• Given request
Every entry must be copied word for word.
## Start Supplied records
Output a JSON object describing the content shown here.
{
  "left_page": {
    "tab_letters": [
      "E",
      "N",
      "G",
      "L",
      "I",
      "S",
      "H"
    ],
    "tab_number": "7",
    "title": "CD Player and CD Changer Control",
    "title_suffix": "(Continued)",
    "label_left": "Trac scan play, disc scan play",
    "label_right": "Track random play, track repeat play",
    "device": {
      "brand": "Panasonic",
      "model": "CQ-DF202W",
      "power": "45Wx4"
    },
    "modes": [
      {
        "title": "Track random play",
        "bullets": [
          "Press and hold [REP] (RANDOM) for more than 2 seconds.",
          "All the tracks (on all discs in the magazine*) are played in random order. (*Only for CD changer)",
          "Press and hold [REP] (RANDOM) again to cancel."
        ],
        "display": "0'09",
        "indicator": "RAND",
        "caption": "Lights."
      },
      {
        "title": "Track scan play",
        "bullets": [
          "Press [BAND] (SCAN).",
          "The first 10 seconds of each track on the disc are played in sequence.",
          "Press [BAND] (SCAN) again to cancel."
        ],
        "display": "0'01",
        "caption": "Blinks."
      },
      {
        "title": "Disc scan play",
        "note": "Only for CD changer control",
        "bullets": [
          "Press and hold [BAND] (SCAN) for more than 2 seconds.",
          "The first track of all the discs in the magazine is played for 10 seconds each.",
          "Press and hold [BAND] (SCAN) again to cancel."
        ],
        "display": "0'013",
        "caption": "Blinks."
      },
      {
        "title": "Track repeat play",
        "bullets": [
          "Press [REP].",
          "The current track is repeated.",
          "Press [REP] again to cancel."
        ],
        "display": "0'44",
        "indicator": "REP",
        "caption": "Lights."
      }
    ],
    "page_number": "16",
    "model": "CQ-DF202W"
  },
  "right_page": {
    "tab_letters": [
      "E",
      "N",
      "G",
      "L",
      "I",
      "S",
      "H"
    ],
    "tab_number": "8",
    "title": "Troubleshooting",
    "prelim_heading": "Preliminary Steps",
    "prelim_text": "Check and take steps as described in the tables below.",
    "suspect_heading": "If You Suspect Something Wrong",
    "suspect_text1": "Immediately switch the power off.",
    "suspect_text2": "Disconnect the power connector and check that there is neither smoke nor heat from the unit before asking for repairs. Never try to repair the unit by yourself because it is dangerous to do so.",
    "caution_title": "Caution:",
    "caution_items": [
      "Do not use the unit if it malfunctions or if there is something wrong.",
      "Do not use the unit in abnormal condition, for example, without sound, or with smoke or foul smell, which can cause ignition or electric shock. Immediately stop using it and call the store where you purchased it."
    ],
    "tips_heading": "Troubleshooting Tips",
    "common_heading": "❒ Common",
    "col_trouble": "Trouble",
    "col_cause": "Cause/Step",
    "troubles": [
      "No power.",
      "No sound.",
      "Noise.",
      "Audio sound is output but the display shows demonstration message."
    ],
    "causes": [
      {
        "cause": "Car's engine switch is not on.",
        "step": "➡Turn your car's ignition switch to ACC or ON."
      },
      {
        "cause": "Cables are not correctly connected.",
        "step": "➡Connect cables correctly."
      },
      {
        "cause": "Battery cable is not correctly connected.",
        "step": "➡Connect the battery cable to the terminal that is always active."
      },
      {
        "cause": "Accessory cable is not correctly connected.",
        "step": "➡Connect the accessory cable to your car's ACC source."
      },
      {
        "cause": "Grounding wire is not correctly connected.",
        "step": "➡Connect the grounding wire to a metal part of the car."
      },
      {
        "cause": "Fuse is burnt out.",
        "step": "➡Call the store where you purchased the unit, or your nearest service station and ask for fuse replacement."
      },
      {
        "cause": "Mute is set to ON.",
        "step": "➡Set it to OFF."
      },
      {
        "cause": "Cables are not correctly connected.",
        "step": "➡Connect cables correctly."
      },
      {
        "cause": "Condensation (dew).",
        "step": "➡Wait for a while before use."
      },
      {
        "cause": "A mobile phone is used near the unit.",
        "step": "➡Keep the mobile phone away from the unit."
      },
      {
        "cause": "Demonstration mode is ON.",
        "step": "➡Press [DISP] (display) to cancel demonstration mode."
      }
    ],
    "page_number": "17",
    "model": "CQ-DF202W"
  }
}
## End Supplied records
• Solution below
Output a JSON object describing the content shown here.
{
  "left_page": {
    "tab_letters": [
      "E",
      "N",
      "G",
      "L",
      "I",
      "S",
      "H"
    ],
    "tab_number": "7",
    "title": "CD Player and CD Changer Control",
    "title_suffix": "(Continued)",
    "label_left": "Trac scan play, disc scan play",
    "label_right": "Track random play, track repeat play",
    "device": {
      "brand": "Panasonic",
      "model": "CQ-DF202W",
      "power": "45Wx4"
    },
    "modes": [
      {
        "title": "Track random play",
        "bullets": [
          "Press and hold [REP] (RANDOM) for more than 2 seconds.",
          "All the tracks (on all discs in the magazine*) are played in random order. (*Only for CD changer)",
          "Press and hold [REP] (RANDOM) again to cancel."
        ],
        "display": "0'09",
        "indicator": "RAND",
        "caption": "Lights."
      },
      {
        "title": "Track scan play",
        "bullets": [
          "Press [BAND] (SCAN).",
          "The first 10 seconds of each track on the disc are played in sequence.",
          "Press [BAND] (SCAN) again to cancel."
        ],
        "display": "0'01",
        "caption": "Blinks."
      },
      {
        "title": "Disc scan play",
        "note": "Only for CD changer control",
        "bullets": [
          "Press and hold [BAND] (SCAN) for more than 2 seconds.",
          "The first track of all the discs in the magazine is played for 10 seconds each.",
          "Press and hold [BAND] (SCAN) again to cancel."
        ],
        "display": "0'013",
        "caption": "Blinks."
      },
      {
        "title": "Track repeat play",
        "bullets": [
          "Press [REP].",
          "The current track is repeated.",
          "Press [REP] again to cancel."
        ],
        "display": "0'44",
        "indicator": "REP",
        "caption": "Lights."
      }
    ],
    "page_number": "16",
    "model": "CQ-DF202W"
  },
  "right_page": {
    "tab_letters": [
      "E",
      "N",
      "G",
      "L",
      "I",
      "S",
      "H"
    ],
    "tab_number": "8",
    "title": "Troubleshooting",
    "prelim_heading": "Preliminary Steps",
    "prelim_text": "Check and take steps as described in the tables below.",
    "suspect_heading": "If You Suspect Something Wrong",
    "suspect_text1": "Immediately switch the power off.",
    "suspect_text2": "Disconnect the power connector and check that there is neither smoke nor heat from the unit before asking for repairs. Never try to repair the unit by yourself because it is dangerous to do so.",
    "caution_title": "Caution:",
    "caution_items": [
      "Do not use the unit if it malfunctions or if there is something wrong.",
      "Do not use the unit in abnormal condition, for example, without sound, or with smoke or foul smell, which can cause ignition or electric shock. Immediately stop using it and call the store where you purchased it."
    ],
    "tips_heading": "Troubleshooting Tips",
    "common_heading": "❒ Common",
    "col_trouble": "Trouble",
    "col_cause": "Cause/Step",
    "troubles": [
      "No power.",
      "No sound.",
      "Noise.",
      "Audio sound is output but the display shows demonstration message."
    ],
    "causes": [
      {
        "cause": "Car's engine switch is not on.",
        "step": "➡Turn your car's ignition switch to ACC or ON."
      },
      {
        "cause": "Cables are not correctly connected.",
        "step": "➡Connect cables correctly."
      },
      {
        "cause": "Battery cable is not correctly connected.",
        "step": "➡Connect the battery cable to the terminal that is always active."
      },
      {
        "cause": "Accessory cable is not correctly connected.",
        "step": "➡Connect the accessory cable to your car's ACC source."
      },
      {
        "cause": "Grounding wire is not correctly connected.",
        "step": "➡Connect the grounding wire to a metal part of the car."
      },
      {
        "cause": "Fuse is burnt out.",
        "step": "➡Call the store where you purchased the unit, or your nearest service station and ask for fuse replacement."
      },
      {
        "cause": "Mute is set to ON.",
        "step": "➡Set it to OFF."
      },
      {
        "cause": "Cables are not correctly connected.",
        "step": "➡Connect cables correctly."
      },
      {
        "cause": "Condensation (dew).",
        "step": "➡Wait for a while before use."
      },
      {
        "cause": "A mobile phone is used near the unit.",
        "step": "➡Keep the mobile phone away from the unit."
      },
      {
        "cause": "Demonstration mode is ON.",
        "step": "➡Press [DISP] (display) to cancel demonstration mode."
      }
    ],
    "page_number": "17",
    "model": "CQ-DF202W"
  }
}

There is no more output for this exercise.